> _Stated problem_:
Below are some records. Copy every line in them that holds "opiece".

━━━━━ Listed records ━━━━━

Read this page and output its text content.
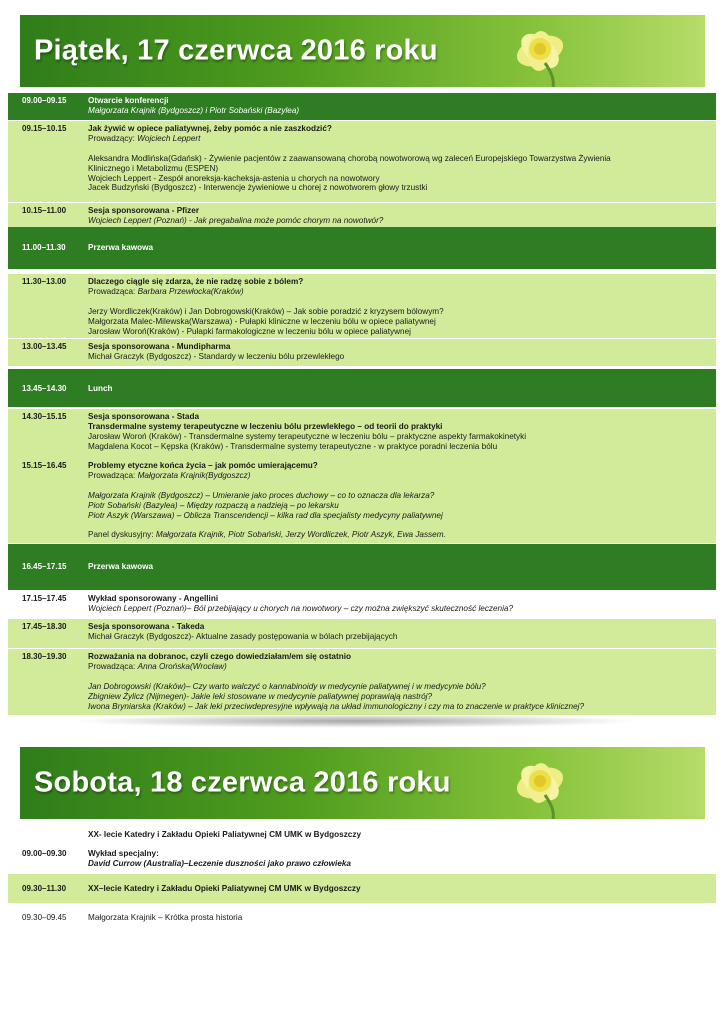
Piątek, 17 czerwca 2016 roku
09.00–09.15	Otwarcie konferencji
Małgorzata Krajnik (Bydgoszcz) i Piotr Sobański (Bazylea)
09.15–10.15	Jak żywić w opiece paliatywnej, żeby pomóc a nie zaszkodzić?
Prowadzący: Wojciech Leppert
Aleksandra Modlińska(Gdańsk) - Żywienie pacjentów z zaawansowaną chorobą nowotworową wg zaleceń Europejskiego Towarzystwa Żywienia
Klinicznego i Metabolizmu (ESPEN)
Wojciech Leppert - Zespół anoreksja-kacheksja-astenia u chorych na nowotwory
Jacek Budzyński (Bydgoszcz) - Interwencje żywieniowe u chorej z nowotworem głowy trzustki
10.15–11.00	Sesja sponsorowana - Pfizer
Wojciech Leppert (Poznań) - Jak pregabalina może pomóc chorym na nowotwór?
11.00–11.30	Przerwa kawowa
11.30–13.00	Dlaczego ciągle się zdarza, że nie radzę sobie z bólem?
Prowadząca: Barbara Przewłocka(Kraków)
Jerzy Wordliczek(Kraków) i Jan Dobrogowski(Kraków) – Jak sobie poradzić z kryzysem bólowym?
Małgorzata Malec-Milewska(Warszawa) - Pułapki kliniczne w leczeniu bólu w opiece paliatywnej
Jarosław Woroń(Kraków) - Pułapki farmakologiczne w leczeniu bólu w opiece paliatywnej
13.00–13.45	Sesja sponsorowana - Mundipharma
Michał Graczyk (Bydgoszcz) - Standardy w leczeniu bólu przewlekłego
13.45–14.30	Lunch
14.30–15.15	Sesja sponsorowana - Stada
Transdermalne systemy terapeutyczne w leczeniu bólu przewlekłego – od teorii do praktyki
Jarosław Woroń (Kraków) - Transdermalne systemy terapeutyczne w leczeniu bólu – praktyczne aspekty farmakokinetyki
Magdalena Kocot – Kępska (Kraków) - Transdermalne systemy terapeutyczne - w praktyce poradni leczenia bólu
15.15–16.45	Problemy etyczne końca życia – jak pomóc umierającemu?
Prowadząca: Małgorzata Krajnik(Bydgoszcz)
Małgorzata Krajnik (Bydgoszcz) – Umieranie jako proces duchowy – co to oznacza dla lekarza?
Piotr Sobański (Bazylea) – Między rozpaczą a nadzieją – po lekarsku
Piotr Aszyk (Warszawa) – Oblicza Transcendencji – kilka rad dla specjalisty medycyny paliatywnej
Panel dyskusyjny: Małgorzata Krajnik, Piotr Sobański, Jerzy Wordliczek, Piotr Aszyk, Ewa Jassem.
16.45–17.15	Przerwa kawowa
17.15–17.45	Wykład sponsorowany - Angellini
Wojciech Leppert (Poznań)– Ból przebijający u chorych na nowotwory – czy można zwiększyć skuteczność leczenia?
17.45–18.30	Sesja sponsorowana - Takeda
Michał Graczyk (Bydgoszcz)- Aktualne zasady postępowania w bólach przebijających
18.30–19.30	Rozważania na dobranoc, czyli czego dowiedziałam/em się ostatnio
Prowadząca: Anna Orońska(Wrocław)
Jan Dobrogowski (Kraków)– Czy warto walczyć o kannabinoidy w medycynie paliatywnej i w medycynie bólu?
Zbigniew Żylicz (Nijmegen)- Jakie leki stosowane w medycynie paliatywnej poprawiają nastrój?
Iwona Bryniarska (Kraków) – Jak leki przeciwdepresyjne wpływają na układ immunologiczny i czy ma to znaczenie w praktyce klinicznej?
Sobota, 18 czerwca 2016 roku
XX- lecie Katedry i Zakładu Opieki Paliatywnej CM UMK w Bydgoszczy
09.00–09.30	Wykład specjalny:
David Currow (Australia)–Leczenie duszności jako prawo człowieka
09.30–11.30	XX–lecie Katedry i Zakładu Opieki Paliatywnej CM UMK w Bydgoszczy
09.30–09.45	Małgorzata Krajnik – Krótka prosta historia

━━━━━

> _Finished exercise_:
09.15–10.15	Jak żywić w opiece paliatywnej, żeby pomóc a nie zaszkodzić?
Małgorzata Malec-Milewska(Warszawa) - Pułapki kliniczne w leczeniu bólu w opiece paliatywnej
Jarosław Woroń(Kraków) - Pułapki farmakologiczne w leczeniu bólu w opiece paliatywnej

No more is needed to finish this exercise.